Stored entries:
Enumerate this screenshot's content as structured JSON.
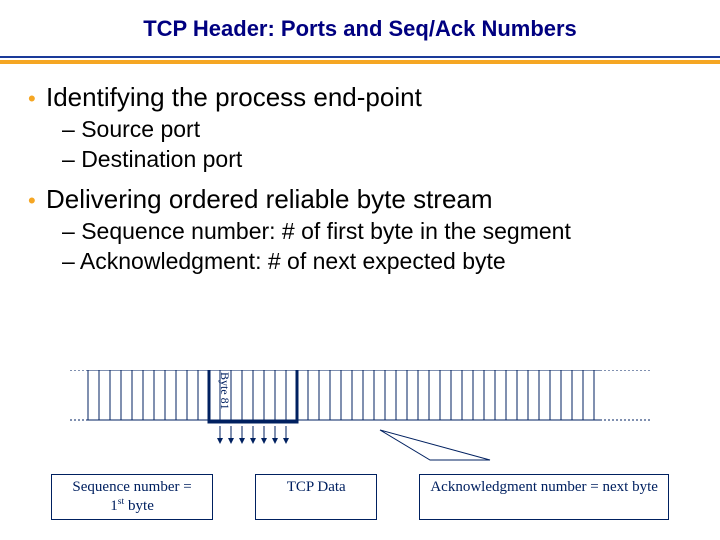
{
  "title": "TCP Header: Ports and Seq/Ack Numbers",
  "bullets": [
    {
      "text": "Identifying the process end-point",
      "sub": [
        "Source port",
        "Destination port"
      ]
    },
    {
      "text": "Delivering ordered reliable byte stream",
      "sub": [
        "Sequence number: # of first byte in the segment",
        "Acknowledgment: # of next expected byte"
      ]
    }
  ],
  "diagram": {
    "byte_label": "Byte 81",
    "captions": {
      "seq": "Sequence number =",
      "seq2": "1",
      "seq2_suffix": "st",
      "seq2_tail": " byte",
      "data": "TCP Data",
      "ack": "Acknowledgment number = next byte"
    }
  }
}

### Brief
Write the full listing out again with every line unchanged, but include no pictures.

### Exercise output
Enumerate this screenshot's content as structured JSON.
{
  "title": "TCP Header: Ports and Seq/Ack Numbers",
  "bullets": [
    {
      "text": "Identifying the process end-point",
      "sub": [
        "Source port",
        "Destination port"
      ]
    },
    {
      "text": "Delivering ordered reliable byte stream",
      "sub": [
        "Sequence number: # of first byte in the segment",
        "Acknowledgment: # of next expected byte"
      ]
    }
  ],
  "diagram": {
    "byte_label": "Byte 81",
    "captions": {
      "seq": "Sequence number =",
      "seq2": "1",
      "seq2_suffix": "st",
      "seq2_tail": " byte",
      "data": "TCP Data",
      "ack": "Acknowledgment number = next byte"
    }
  }
}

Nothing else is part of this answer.